DATA FOR PROCESSING

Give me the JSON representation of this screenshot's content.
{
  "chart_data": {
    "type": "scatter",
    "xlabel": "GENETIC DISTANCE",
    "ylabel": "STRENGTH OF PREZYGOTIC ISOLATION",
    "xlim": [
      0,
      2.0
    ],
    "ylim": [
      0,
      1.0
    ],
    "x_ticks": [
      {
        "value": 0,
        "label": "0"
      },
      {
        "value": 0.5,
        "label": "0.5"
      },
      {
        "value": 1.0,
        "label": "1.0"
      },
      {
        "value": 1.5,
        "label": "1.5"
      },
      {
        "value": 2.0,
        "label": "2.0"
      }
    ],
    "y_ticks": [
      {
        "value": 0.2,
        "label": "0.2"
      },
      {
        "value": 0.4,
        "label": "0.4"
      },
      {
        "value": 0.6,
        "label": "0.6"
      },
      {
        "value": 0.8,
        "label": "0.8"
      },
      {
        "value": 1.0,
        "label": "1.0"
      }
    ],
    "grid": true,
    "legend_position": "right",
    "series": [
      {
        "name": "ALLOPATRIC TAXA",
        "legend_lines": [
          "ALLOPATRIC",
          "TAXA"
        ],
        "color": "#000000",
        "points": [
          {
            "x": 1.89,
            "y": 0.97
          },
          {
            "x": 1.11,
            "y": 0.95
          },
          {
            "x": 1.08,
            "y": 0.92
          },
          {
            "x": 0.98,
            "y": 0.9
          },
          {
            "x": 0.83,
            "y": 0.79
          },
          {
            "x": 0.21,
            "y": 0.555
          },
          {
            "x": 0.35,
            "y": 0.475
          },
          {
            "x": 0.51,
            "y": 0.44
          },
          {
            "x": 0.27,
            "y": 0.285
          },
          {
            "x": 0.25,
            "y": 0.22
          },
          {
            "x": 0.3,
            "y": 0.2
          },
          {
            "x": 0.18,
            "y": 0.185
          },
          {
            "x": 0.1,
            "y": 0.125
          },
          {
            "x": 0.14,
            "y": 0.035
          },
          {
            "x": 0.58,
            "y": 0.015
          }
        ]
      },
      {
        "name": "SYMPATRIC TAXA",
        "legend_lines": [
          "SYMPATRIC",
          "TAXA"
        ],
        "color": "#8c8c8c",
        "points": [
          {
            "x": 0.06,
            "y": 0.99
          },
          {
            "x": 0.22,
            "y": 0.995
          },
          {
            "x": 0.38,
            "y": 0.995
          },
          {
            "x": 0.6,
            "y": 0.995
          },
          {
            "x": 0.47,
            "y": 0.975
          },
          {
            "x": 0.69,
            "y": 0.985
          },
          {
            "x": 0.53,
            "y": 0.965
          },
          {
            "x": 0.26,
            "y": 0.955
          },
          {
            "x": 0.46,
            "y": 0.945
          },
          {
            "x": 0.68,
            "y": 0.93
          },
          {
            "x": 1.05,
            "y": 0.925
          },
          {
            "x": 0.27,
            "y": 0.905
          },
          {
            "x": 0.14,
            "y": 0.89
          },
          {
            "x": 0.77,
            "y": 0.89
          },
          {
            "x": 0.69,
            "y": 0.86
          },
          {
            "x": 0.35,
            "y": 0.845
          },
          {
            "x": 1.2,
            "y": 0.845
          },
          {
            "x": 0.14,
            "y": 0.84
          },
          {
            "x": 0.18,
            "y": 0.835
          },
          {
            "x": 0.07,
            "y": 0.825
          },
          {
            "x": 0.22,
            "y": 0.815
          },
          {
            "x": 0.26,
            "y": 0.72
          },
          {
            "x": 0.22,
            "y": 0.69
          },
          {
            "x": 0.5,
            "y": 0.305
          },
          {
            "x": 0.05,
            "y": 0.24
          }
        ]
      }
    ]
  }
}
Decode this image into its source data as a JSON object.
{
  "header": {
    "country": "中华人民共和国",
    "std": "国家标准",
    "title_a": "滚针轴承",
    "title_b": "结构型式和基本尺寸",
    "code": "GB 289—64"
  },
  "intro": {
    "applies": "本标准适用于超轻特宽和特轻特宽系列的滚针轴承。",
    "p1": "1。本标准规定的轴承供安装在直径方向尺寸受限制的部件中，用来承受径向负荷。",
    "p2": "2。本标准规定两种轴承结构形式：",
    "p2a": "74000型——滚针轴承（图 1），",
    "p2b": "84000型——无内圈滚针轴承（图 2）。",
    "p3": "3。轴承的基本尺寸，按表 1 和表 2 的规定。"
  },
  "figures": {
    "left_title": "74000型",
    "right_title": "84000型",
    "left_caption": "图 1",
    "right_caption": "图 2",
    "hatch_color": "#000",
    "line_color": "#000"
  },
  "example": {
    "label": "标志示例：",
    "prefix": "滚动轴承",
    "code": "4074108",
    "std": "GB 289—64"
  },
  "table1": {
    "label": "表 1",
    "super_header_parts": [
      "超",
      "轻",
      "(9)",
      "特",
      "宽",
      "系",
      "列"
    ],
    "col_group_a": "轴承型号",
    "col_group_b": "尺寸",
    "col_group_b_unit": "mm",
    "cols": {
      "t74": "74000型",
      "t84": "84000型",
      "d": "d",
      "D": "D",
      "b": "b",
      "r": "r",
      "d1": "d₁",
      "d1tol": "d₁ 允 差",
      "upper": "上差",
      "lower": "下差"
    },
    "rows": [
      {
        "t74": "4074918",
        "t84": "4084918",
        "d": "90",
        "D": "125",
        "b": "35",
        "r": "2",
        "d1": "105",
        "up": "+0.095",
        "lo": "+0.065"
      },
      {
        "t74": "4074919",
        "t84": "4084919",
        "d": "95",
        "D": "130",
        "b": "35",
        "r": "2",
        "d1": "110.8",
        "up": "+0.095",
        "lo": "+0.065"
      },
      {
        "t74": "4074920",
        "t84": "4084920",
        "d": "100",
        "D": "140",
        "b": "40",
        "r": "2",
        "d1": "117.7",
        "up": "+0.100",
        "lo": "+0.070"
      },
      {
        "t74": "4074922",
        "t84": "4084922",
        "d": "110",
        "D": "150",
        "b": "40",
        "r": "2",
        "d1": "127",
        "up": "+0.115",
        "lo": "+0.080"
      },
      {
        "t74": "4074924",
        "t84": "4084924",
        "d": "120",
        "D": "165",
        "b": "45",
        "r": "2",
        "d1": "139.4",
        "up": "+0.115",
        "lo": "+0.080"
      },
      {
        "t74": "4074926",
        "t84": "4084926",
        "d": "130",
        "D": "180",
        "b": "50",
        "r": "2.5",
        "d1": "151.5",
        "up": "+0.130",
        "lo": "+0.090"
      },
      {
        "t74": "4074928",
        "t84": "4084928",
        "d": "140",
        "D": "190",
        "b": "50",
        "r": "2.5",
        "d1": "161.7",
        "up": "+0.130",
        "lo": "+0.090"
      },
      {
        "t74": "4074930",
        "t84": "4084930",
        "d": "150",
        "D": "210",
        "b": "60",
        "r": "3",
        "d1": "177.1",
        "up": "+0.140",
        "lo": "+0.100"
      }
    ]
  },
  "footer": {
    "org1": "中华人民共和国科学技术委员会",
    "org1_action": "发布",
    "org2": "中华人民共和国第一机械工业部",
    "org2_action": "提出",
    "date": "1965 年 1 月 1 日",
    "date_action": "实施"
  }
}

WORK INSTRUCTIONS
Copy out the whole listing exactly as written.

TASK OUTPUT
Give me the JSON representation of this screenshot's content.
{
  "chart_data": {
    "type": "scatter",
    "xlabel": "GENETIC DISTANCE",
    "ylabel": "STRENGTH OF PREZYGOTIC ISOLATION",
    "xlim": [
      0,
      2.0
    ],
    "ylim": [
      0,
      1.0
    ],
    "x_ticks": [
      {
        "value": 0,
        "label": "0"
      },
      {
        "value": 0.5,
        "label": "0.5"
      },
      {
        "value": 1.0,
        "label": "1.0"
      },
      {
        "value": 1.5,
        "label": "1.5"
      },
      {
        "value": 2.0,
        "label": "2.0"
      }
    ],
    "y_ticks": [
      {
        "value": 0.2,
        "label": "0.2"
      },
      {
        "value": 0.4,
        "label": "0.4"
      },
      {
        "value": 0.6,
        "label": "0.6"
      },
      {
        "value": 0.8,
        "label": "0.8"
      },
      {
        "value": 1.0,
        "label": "1.0"
      }
    ],
    "grid": true,
    "legend_position": "right",
    "series": [
      {
        "name": "ALLOPATRIC TAXA",
        "legend_lines": [
          "ALLOPATRIC",
          "TAXA"
        ],
        "color": "#000000",
        "points": [
          {
            "x": 1.89,
            "y": 0.97
          },
          {
            "x": 1.11,
            "y": 0.95
          },
          {
            "x": 1.08,
            "y": 0.92
          },
          {
            "x": 0.98,
            "y": 0.9
          },
          {
            "x": 0.83,
            "y": 0.79
          },
          {
            "x": 0.21,
            "y": 0.555
          },
          {
            "x": 0.35,
            "y": 0.475
          },
          {
            "x": 0.51,
            "y": 0.44
          },
          {
            "x": 0.27,
            "y": 0.285
          },
          {
            "x": 0.25,
            "y": 0.22
          },
          {
            "x": 0.3,
            "y": 0.2
          },
          {
            "x": 0.18,
            "y": 0.185
          },
          {
            "x": 0.1,
            "y": 0.125
          },
          {
            "x": 0.14,
            "y": 0.035
          },
          {
            "x": 0.58,
            "y": 0.015
          }
        ]
      },
      {
        "name": "SYMPATRIC TAXA",
        "legend_lines": [
          "SYMPATRIC",
          "TAXA"
        ],
        "color": "#8c8c8c",
        "points": [
          {
            "x": 0.06,
            "y": 0.99
          },
          {
            "x": 0.22,
            "y": 0.995
          },
          {
            "x": 0.38,
            "y": 0.995
          },
          {
            "x": 0.6,
            "y": 0.995
          },
          {
            "x": 0.47,
            "y": 0.975
          },
          {
            "x": 0.69,
            "y": 0.985
          },
          {
            "x": 0.53,
            "y": 0.965
          },
          {
            "x": 0.26,
            "y": 0.955
          },
          {
            "x": 0.46,
            "y": 0.945
          },
          {
            "x": 0.68,
            "y": 0.93
          },
          {
            "x": 1.05,
            "y": 0.925
          },
          {
            "x": 0.27,
            "y": 0.905
          },
          {
            "x": 0.14,
            "y": 0.89
          },
          {
            "x": 0.77,
            "y": 0.89
          },
          {
            "x": 0.69,
            "y": 0.86
          },
          {
            "x": 0.35,
            "y": 0.845
          },
          {
            "x": 1.2,
            "y": 0.845
          },
          {
            "x": 0.14,
            "y": 0.84
          },
          {
            "x": 0.18,
            "y": 0.835
          },
          {
            "x": 0.07,
            "y": 0.825
          },
          {
            "x": 0.22,
            "y": 0.815
          },
          {
            "x": 0.26,
            "y": 0.72
          },
          {
            "x": 0.22,
            "y": 0.69
          },
          {
            "x": 0.5,
            "y": 0.305
          },
          {
            "x": 0.05,
            "y": 0.24
          }
        ]
      }
    ]
  }
}
Decode this image into its source data as a JSON object.
{
  "header": {
    "country": "中华人民共和国",
    "std": "国家标准",
    "title_a": "滚针轴承",
    "title_b": "结构型式和基本尺寸",
    "code": "GB 289—64"
  },
  "intro": {
    "applies": "本标准适用于超轻特宽和特轻特宽系列的滚针轴承。",
    "p1": "1。本标准规定的轴承供安装在直径方向尺寸受限制的部件中，用来承受径向负荷。",
    "p2": "2。本标准规定两种轴承结构形式：",
    "p2a": "74000型——滚针轴承（图 1），",
    "p2b": "84000型——无内圈滚针轴承（图 2）。",
    "p3": "3。轴承的基本尺寸，按表 1 和表 2 的规定。"
  },
  "figures": {
    "left_title": "74000型",
    "right_title": "84000型",
    "left_caption": "图 1",
    "right_caption": "图 2",
    "hatch_color": "#000",
    "line_color": "#000"
  },
  "example": {
    "label": "标志示例：",
    "prefix": "滚动轴承",
    "code": "4074108",
    "std": "GB 289—64"
  },
  "table1": {
    "label": "表 1",
    "super_header_parts": [
      "超",
      "轻",
      "(9)",
      "特",
      "宽",
      "系",
      "列"
    ],
    "col_group_a": "轴承型号",
    "col_group_b": "尺寸",
    "col_group_b_unit": "mm",
    "cols": {
      "t74": "74000型",
      "t84": "84000型",
      "d": "d",
      "D": "D",
      "b": "b",
      "r": "r",
      "d1": "d₁",
      "d1tol": "d₁ 允 差",
      "upper": "上差",
      "lower": "下差"
    },
    "rows": [
      {
        "t74": "4074918",
        "t84": "4084918",
        "d": "90",
        "D": "125",
        "b": "35",
        "r": "2",
        "d1": "105",
        "up": "+0.095",
        "lo": "+0.065"
      },
      {
        "t74": "4074919",
        "t84": "4084919",
        "d": "95",
        "D": "130",
        "b": "35",
        "r": "2",
        "d1": "110.8",
        "up": "+0.095",
        "lo": "+0.065"
      },
      {
        "t74": "4074920",
        "t84": "4084920",
        "d": "100",
        "D": "140",
        "b": "40",
        "r": "2",
        "d1": "117.7",
        "up": "+0.100",
        "lo": "+0.070"
      },
      {
        "t74": "4074922",
        "t84": "4084922",
        "d": "110",
        "D": "150",
        "b": "40",
        "r": "2",
        "d1": "127",
        "up": "+0.115",
        "lo": "+0.080"
      },
      {
        "t74": "4074924",
        "t84": "4084924",
        "d": "120",
        "D": "165",
        "b": "45",
        "r": "2",
        "d1": "139.4",
        "up": "+0.115",
        "lo": "+0.080"
      },
      {
        "t74": "4074926",
        "t84": "4084926",
        "d": "130",
        "D": "180",
        "b": "50",
        "r": "2.5",
        "d1": "151.5",
        "up": "+0.130",
        "lo": "+0.090"
      },
      {
        "t74": "4074928",
        "t84": "4084928",
        "d": "140",
        "D": "190",
        "b": "50",
        "r": "2.5",
        "d1": "161.7",
        "up": "+0.130",
        "lo": "+0.090"
      },
      {
        "t74": "4074930",
        "t84": "4084930",
        "d": "150",
        "D": "210",
        "b": "60",
        "r": "3",
        "d1": "177.1",
        "up": "+0.140",
        "lo": "+0.100"
      }
    ]
  },
  "footer": {
    "org1": "中华人民共和国科学技术委员会",
    "org1_action": "发布",
    "org2": "中华人民共和国第一机械工业部",
    "org2_action": "提出",
    "date": "1965 年 1 月 1 日",
    "date_action": "实施"
  }
}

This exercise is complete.